How many lines of the records hold the string "Hesten"? Reply with the number alone.
------ Records for processing
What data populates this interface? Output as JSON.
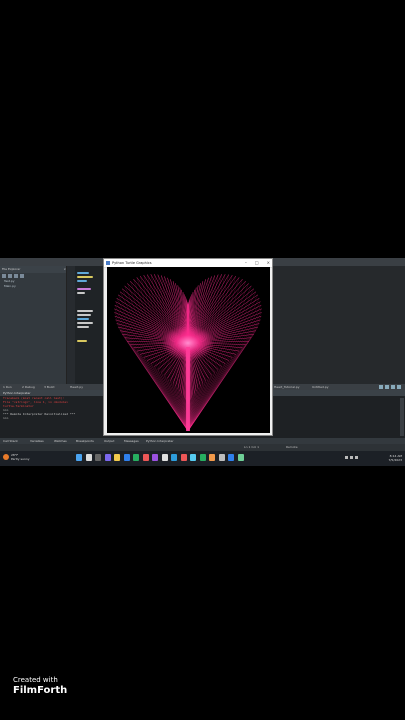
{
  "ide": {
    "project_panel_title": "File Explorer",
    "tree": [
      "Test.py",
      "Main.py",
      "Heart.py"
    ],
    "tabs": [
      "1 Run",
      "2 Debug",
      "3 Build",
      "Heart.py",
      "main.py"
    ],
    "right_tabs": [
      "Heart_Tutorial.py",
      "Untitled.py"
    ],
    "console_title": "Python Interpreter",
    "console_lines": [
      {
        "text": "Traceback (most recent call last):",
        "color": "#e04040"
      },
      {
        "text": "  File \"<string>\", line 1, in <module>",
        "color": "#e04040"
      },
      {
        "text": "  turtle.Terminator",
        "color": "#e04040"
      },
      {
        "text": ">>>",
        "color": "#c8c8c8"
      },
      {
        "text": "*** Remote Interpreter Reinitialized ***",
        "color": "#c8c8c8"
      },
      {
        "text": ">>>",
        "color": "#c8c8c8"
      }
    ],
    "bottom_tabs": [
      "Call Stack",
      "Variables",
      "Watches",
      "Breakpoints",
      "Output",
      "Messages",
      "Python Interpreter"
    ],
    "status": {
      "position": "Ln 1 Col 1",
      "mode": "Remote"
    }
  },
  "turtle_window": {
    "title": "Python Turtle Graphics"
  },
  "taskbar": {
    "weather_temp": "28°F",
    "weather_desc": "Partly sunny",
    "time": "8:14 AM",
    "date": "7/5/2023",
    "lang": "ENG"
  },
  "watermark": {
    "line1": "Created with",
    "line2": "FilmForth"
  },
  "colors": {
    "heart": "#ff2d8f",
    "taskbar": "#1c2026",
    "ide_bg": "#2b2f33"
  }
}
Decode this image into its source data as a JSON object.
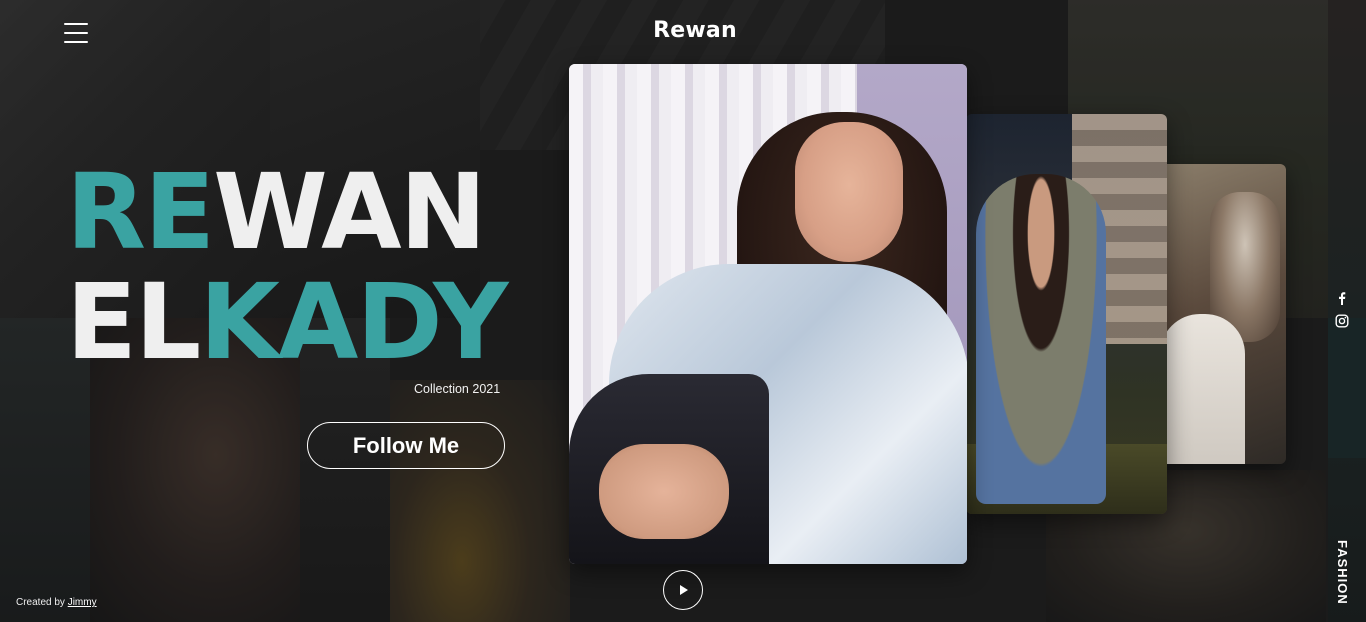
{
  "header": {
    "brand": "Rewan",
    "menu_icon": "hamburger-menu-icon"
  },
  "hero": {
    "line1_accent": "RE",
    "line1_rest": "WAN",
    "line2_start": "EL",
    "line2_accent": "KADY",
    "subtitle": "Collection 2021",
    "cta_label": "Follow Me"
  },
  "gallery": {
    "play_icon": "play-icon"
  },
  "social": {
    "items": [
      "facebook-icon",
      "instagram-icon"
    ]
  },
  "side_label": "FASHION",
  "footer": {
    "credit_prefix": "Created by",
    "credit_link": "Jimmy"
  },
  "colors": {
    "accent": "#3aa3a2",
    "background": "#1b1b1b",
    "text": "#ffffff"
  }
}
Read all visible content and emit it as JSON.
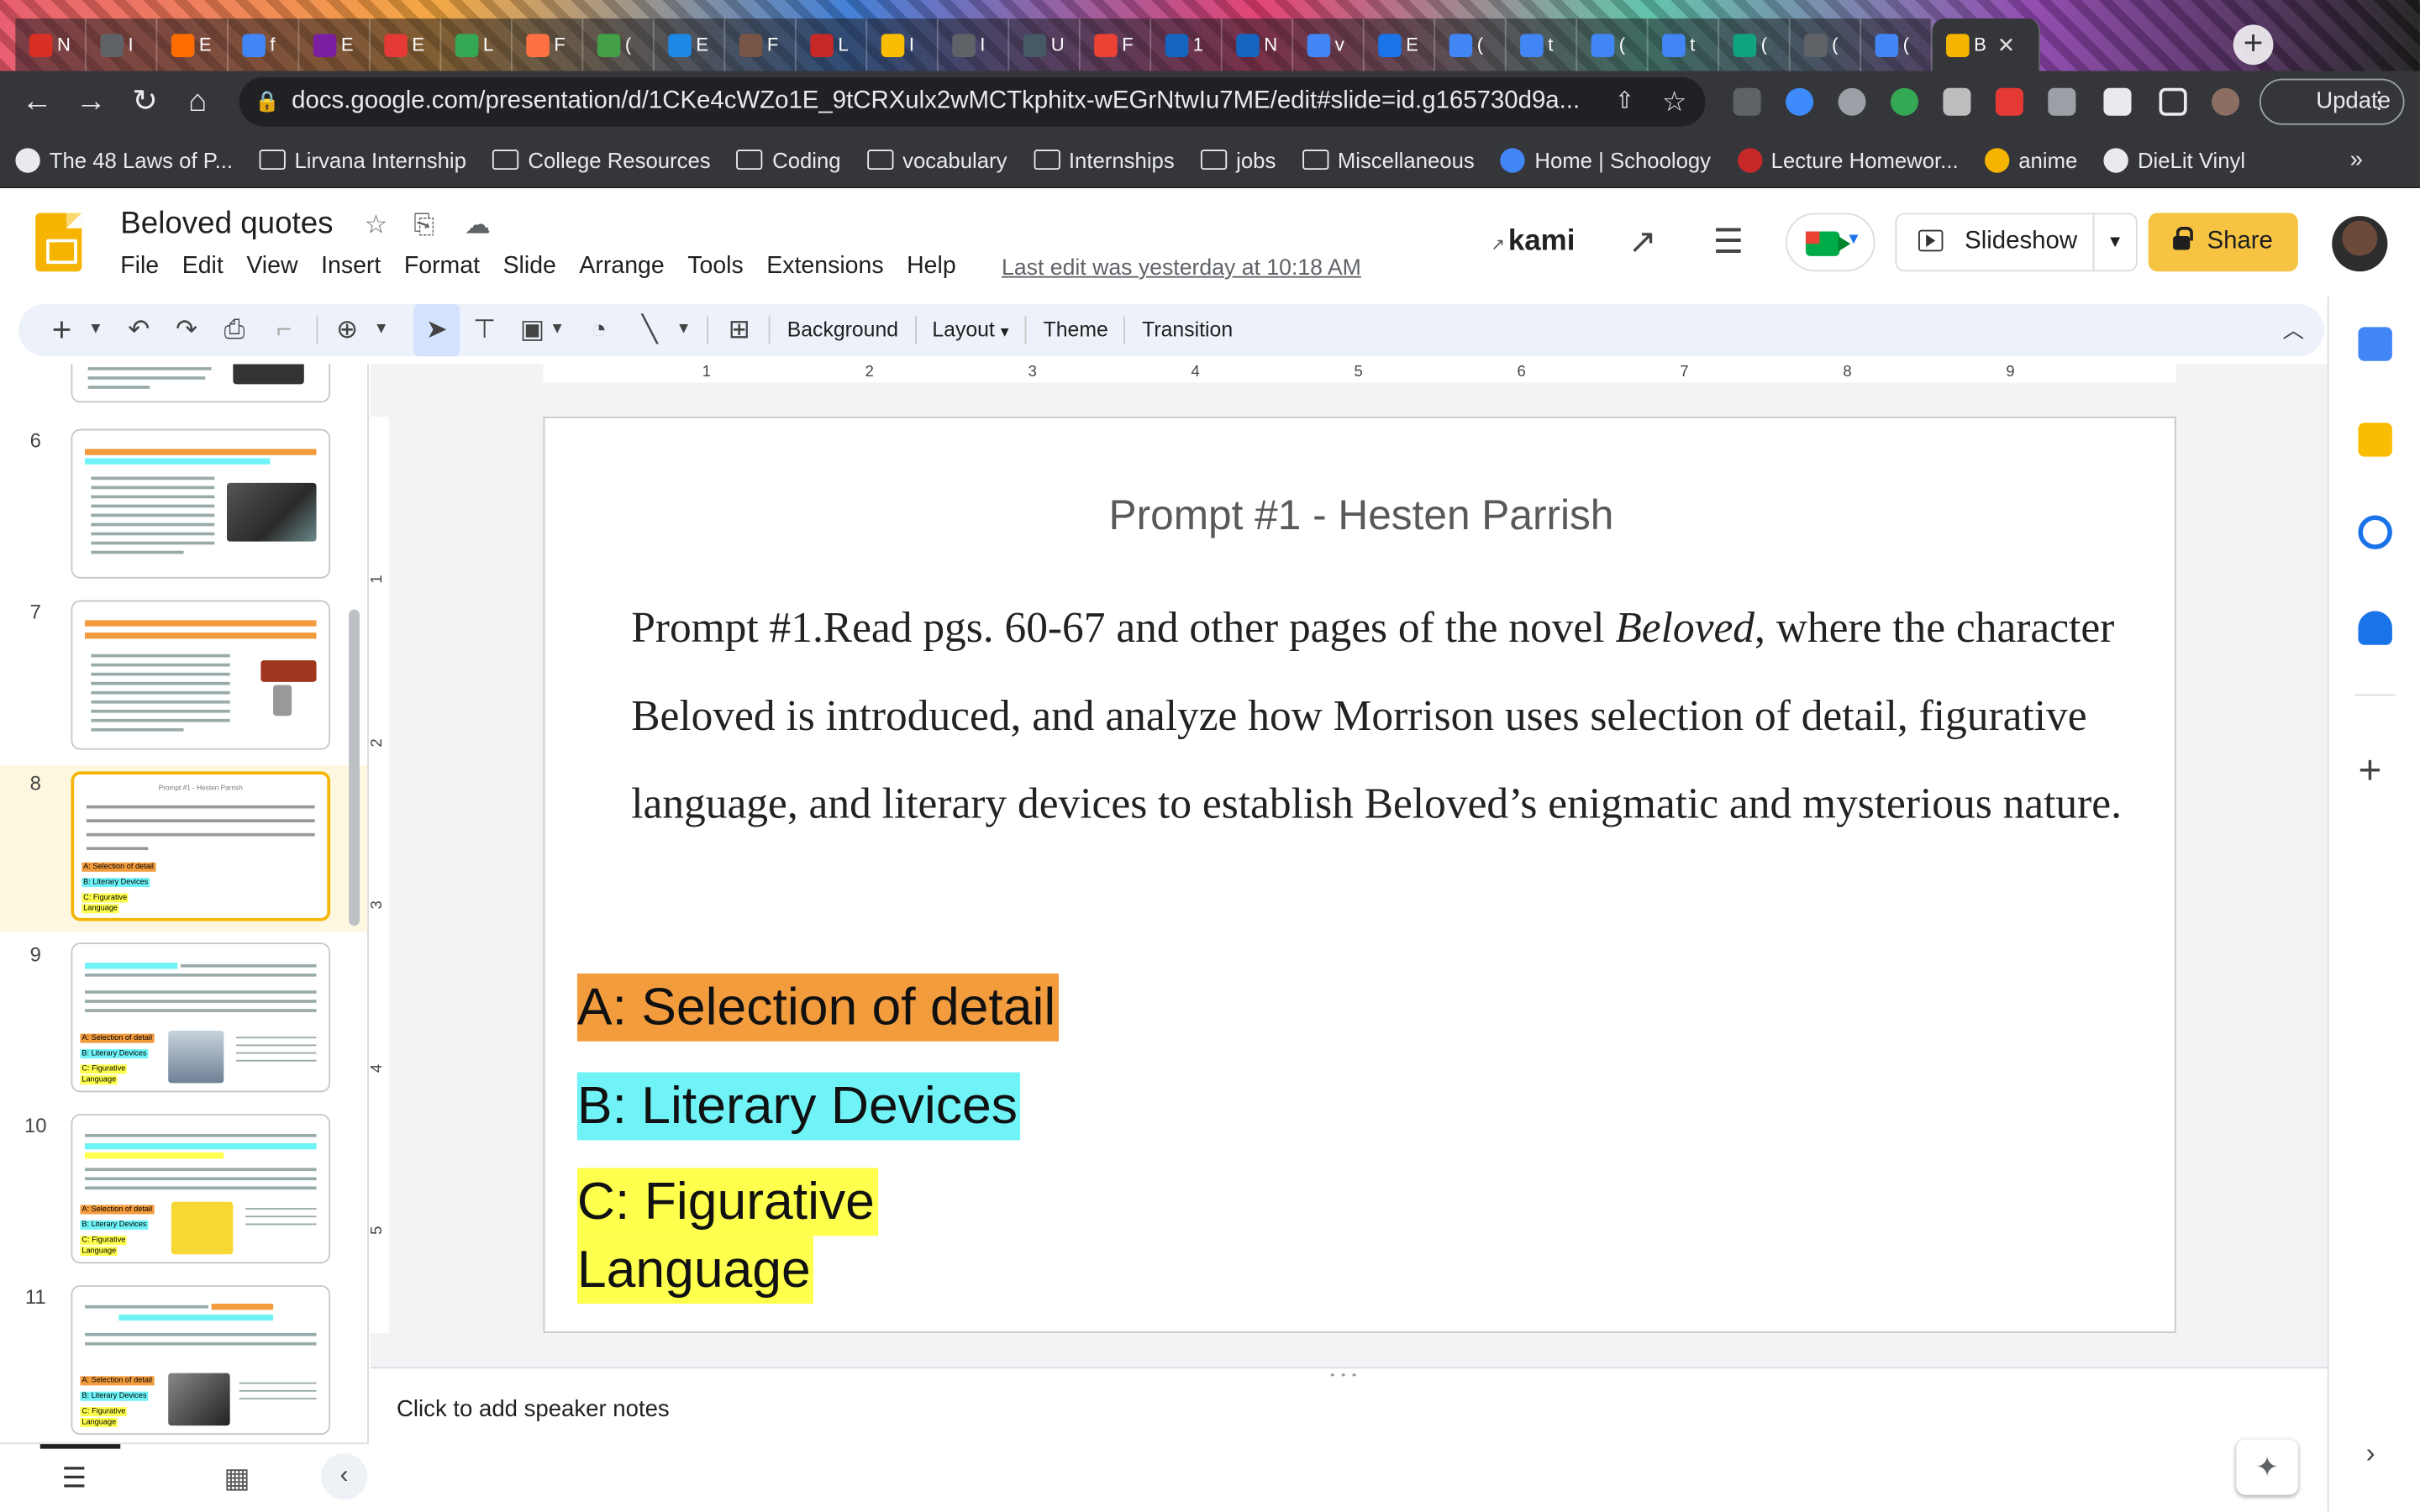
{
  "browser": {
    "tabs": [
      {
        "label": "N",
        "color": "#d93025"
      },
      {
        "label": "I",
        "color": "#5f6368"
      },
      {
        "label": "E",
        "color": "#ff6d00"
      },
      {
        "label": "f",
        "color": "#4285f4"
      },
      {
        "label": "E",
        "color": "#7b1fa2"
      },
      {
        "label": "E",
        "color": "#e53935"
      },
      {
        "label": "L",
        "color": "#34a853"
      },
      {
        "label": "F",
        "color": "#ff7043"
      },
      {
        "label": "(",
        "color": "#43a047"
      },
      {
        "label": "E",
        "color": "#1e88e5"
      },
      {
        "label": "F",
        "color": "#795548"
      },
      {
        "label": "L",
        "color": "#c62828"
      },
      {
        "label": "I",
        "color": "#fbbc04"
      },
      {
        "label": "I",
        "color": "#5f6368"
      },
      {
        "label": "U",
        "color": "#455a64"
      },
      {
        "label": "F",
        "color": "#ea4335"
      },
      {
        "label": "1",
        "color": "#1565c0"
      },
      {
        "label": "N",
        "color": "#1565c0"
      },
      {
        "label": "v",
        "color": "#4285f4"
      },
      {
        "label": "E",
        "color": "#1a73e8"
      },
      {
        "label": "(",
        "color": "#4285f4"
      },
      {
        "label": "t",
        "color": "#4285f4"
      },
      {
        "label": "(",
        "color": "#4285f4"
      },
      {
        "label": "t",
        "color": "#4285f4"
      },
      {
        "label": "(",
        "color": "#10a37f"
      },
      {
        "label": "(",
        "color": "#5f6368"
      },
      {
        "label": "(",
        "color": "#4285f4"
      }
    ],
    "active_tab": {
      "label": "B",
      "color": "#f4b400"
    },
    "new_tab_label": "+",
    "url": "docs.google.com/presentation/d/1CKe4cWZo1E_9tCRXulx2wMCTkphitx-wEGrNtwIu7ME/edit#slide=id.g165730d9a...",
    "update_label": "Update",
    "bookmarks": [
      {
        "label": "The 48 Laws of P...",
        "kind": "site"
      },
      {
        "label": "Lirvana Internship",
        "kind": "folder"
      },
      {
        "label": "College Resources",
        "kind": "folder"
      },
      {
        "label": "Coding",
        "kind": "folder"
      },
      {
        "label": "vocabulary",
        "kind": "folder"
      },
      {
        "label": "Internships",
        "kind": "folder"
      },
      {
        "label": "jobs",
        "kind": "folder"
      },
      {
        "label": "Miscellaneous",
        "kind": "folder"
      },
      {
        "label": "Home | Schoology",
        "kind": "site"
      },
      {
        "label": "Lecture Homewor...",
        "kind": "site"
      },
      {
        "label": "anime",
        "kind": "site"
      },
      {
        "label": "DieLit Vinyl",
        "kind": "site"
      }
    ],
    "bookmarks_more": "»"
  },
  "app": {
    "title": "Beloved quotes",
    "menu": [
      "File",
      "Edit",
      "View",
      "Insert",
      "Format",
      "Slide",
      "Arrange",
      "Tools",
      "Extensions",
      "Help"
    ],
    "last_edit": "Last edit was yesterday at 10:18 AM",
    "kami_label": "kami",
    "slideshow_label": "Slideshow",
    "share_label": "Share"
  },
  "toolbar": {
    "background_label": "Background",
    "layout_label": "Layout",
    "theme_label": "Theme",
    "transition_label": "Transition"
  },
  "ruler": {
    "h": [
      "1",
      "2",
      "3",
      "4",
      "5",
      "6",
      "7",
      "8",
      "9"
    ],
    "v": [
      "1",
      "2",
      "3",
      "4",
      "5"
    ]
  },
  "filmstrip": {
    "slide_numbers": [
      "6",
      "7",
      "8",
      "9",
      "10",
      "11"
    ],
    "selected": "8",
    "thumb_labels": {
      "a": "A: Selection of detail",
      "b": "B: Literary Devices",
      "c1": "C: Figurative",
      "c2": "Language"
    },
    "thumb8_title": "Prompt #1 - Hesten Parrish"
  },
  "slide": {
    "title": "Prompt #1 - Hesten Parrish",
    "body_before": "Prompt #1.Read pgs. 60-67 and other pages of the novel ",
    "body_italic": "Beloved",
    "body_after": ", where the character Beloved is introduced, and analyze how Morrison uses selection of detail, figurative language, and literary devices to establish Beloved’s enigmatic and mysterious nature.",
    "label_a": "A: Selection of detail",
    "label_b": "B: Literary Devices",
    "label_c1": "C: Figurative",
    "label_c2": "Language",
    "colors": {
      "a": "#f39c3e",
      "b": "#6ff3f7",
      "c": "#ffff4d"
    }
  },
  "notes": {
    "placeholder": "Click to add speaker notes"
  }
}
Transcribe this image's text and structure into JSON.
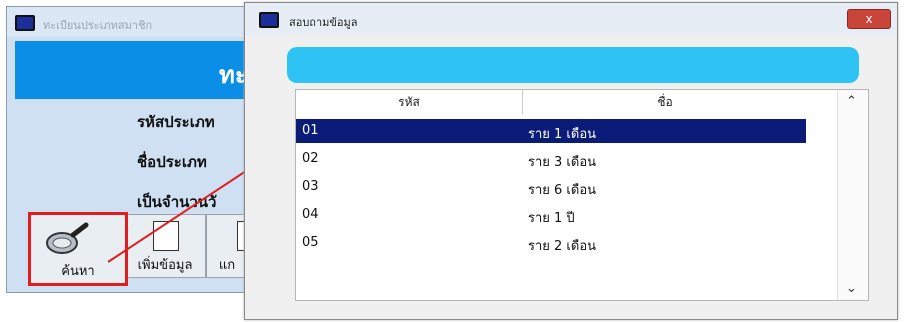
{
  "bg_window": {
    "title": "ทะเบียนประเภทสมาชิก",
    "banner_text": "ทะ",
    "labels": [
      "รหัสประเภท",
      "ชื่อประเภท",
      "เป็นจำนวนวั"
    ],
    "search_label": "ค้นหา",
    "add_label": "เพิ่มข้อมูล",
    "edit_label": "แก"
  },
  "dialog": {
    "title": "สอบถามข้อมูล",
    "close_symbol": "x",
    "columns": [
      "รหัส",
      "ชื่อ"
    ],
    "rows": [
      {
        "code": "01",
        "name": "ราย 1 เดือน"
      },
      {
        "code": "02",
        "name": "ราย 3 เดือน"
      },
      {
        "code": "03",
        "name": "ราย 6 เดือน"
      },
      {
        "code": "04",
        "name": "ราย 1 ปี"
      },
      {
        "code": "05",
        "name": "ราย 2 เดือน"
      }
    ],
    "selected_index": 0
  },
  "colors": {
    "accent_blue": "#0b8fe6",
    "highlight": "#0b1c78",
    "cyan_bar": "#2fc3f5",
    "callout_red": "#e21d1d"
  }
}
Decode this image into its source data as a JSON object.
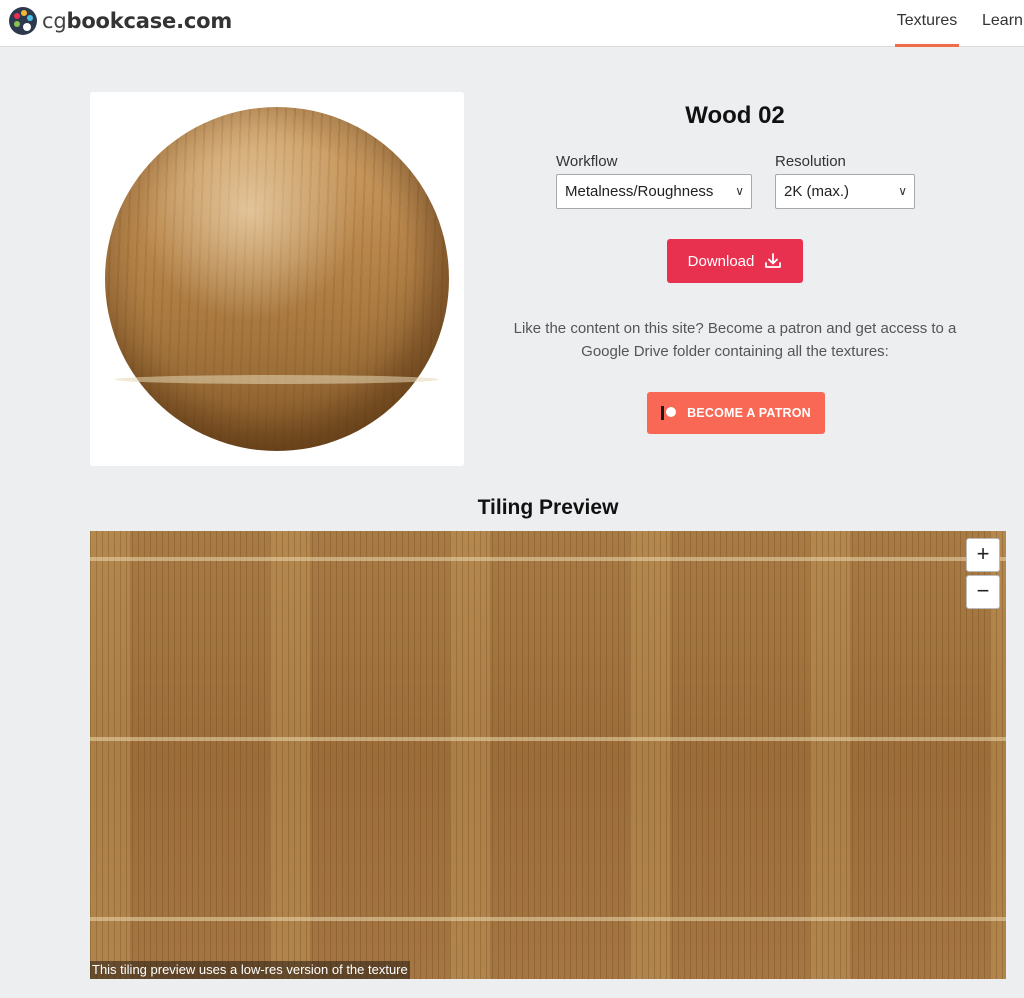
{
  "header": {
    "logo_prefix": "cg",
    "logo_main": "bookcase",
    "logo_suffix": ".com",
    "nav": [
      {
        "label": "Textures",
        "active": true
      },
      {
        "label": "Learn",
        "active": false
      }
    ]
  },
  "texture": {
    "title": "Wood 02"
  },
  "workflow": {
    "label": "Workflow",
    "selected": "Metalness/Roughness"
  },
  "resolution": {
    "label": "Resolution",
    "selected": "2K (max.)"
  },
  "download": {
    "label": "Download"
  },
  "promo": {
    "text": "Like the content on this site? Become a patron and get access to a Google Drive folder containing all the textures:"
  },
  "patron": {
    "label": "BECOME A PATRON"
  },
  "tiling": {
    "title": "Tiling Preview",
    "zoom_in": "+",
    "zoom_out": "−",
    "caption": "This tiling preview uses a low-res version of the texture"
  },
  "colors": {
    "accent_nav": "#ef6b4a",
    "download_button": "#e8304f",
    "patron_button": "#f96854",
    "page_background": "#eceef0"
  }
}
------------
Finished task:
2